• AIM OF THE EXERCISE:
Print the data that follows exactly.
═══ SUPPLIED DATA ═══
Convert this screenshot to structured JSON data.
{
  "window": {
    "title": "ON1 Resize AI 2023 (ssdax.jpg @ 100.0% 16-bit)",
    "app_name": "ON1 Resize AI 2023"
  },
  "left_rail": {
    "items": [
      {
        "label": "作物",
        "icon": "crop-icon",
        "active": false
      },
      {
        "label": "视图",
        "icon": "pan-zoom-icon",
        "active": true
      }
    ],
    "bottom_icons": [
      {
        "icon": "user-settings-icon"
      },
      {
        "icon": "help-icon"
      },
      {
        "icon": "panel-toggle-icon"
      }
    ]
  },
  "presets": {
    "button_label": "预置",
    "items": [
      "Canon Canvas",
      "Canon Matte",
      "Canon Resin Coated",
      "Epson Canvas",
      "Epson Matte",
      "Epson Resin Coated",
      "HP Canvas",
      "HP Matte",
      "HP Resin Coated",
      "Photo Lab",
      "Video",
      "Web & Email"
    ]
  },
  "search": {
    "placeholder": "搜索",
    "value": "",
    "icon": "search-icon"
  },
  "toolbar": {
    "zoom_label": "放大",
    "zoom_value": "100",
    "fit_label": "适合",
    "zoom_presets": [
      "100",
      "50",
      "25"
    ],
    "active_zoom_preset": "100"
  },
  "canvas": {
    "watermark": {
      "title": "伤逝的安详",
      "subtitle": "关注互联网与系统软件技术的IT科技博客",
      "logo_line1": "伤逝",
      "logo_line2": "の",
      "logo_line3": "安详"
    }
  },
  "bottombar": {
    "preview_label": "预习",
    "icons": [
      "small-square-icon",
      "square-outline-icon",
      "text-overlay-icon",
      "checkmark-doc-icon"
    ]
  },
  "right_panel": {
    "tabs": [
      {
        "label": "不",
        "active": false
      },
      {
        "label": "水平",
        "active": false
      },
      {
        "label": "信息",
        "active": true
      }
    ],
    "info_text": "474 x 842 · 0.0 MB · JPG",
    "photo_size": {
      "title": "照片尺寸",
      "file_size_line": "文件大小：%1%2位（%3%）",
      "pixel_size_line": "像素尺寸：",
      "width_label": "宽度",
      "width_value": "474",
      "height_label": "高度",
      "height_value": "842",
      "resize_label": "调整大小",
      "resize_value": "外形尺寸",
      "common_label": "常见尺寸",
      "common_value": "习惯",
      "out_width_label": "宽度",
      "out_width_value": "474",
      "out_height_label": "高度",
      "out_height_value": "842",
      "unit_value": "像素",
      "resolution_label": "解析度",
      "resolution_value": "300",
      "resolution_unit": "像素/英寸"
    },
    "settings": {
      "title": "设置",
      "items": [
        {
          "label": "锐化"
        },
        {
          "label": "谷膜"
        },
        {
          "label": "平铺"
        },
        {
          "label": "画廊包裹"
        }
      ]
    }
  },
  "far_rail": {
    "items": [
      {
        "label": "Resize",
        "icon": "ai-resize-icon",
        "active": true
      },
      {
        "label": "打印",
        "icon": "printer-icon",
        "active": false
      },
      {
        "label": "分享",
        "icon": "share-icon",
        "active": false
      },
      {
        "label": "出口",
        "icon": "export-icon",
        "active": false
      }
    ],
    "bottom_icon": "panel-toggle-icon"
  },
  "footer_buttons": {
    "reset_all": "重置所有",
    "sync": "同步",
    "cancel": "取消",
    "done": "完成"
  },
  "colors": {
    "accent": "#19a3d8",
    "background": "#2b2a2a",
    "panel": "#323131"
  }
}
═══
• OUTPUT:
Convert this screenshot to structured JSON data.
{
  "window": {
    "title": "ON1 Resize AI 2023 (ssdax.jpg @ 100.0% 16-bit)",
    "app_name": "ON1 Resize AI 2023"
  },
  "left_rail": {
    "items": [
      {
        "label": "作物",
        "icon": "crop-icon",
        "active": false
      },
      {
        "label": "视图",
        "icon": "pan-zoom-icon",
        "active": true
      }
    ],
    "bottom_icons": [
      {
        "icon": "user-settings-icon"
      },
      {
        "icon": "help-icon"
      },
      {
        "icon": "panel-toggle-icon"
      }
    ]
  },
  "presets": {
    "button_label": "预置",
    "items": [
      "Canon Canvas",
      "Canon Matte",
      "Canon Resin Coated",
      "Epson Canvas",
      "Epson Matte",
      "Epson Resin Coated",
      "HP Canvas",
      "HP Matte",
      "HP Resin Coated",
      "Photo Lab",
      "Video",
      "Web & Email"
    ]
  },
  "search": {
    "placeholder": "搜索",
    "value": "",
    "icon": "search-icon"
  },
  "toolbar": {
    "zoom_label": "放大",
    "zoom_value": "100",
    "fit_label": "适合",
    "zoom_presets": [
      "100",
      "50",
      "25"
    ],
    "active_zoom_preset": "100"
  },
  "canvas": {
    "watermark": {
      "title": "伤逝的安详",
      "subtitle": "关注互联网与系统软件技术的IT科技博客",
      "logo_line1": "伤逝",
      "logo_line2": "の",
      "logo_line3": "安详"
    }
  },
  "bottombar": {
    "preview_label": "预习",
    "icons": [
      "small-square-icon",
      "square-outline-icon",
      "text-overlay-icon",
      "checkmark-doc-icon"
    ]
  },
  "right_panel": {
    "tabs": [
      {
        "label": "不",
        "active": false
      },
      {
        "label": "水平",
        "active": false
      },
      {
        "label": "信息",
        "active": true
      }
    ],
    "info_text": "474 x 842 · 0.0 MB · JPG",
    "photo_size": {
      "title": "照片尺寸",
      "file_size_line": "文件大小：%1%2位（%3%）",
      "pixel_size_line": "像素尺寸：",
      "width_label": "宽度",
      "width_value": "474",
      "height_label": "高度",
      "height_value": "842",
      "resize_label": "调整大小",
      "resize_value": "外形尺寸",
      "common_label": "常见尺寸",
      "common_value": "习惯",
      "out_width_label": "宽度",
      "out_width_value": "474",
      "out_height_label": "高度",
      "out_height_value": "842",
      "unit_value": "像素",
      "resolution_label": "解析度",
      "resolution_value": "300",
      "resolution_unit": "像素/英寸"
    },
    "settings": {
      "title": "设置",
      "items": [
        {
          "label": "锐化"
        },
        {
          "label": "谷膜"
        },
        {
          "label": "平铺"
        },
        {
          "label": "画廊包裹"
        }
      ]
    }
  },
  "far_rail": {
    "items": [
      {
        "label": "Resize",
        "icon": "ai-resize-icon",
        "active": true
      },
      {
        "label": "打印",
        "icon": "printer-icon",
        "active": false
      },
      {
        "label": "分享",
        "icon": "share-icon",
        "active": false
      },
      {
        "label": "出口",
        "icon": "export-icon",
        "active": false
      }
    ],
    "bottom_icon": "panel-toggle-icon"
  },
  "footer_buttons": {
    "reset_all": "重置所有",
    "sync": "同步",
    "cancel": "取消",
    "done": "完成"
  },
  "colors": {
    "accent": "#19a3d8",
    "background": "#2b2a2a",
    "panel": "#323131"
  }
}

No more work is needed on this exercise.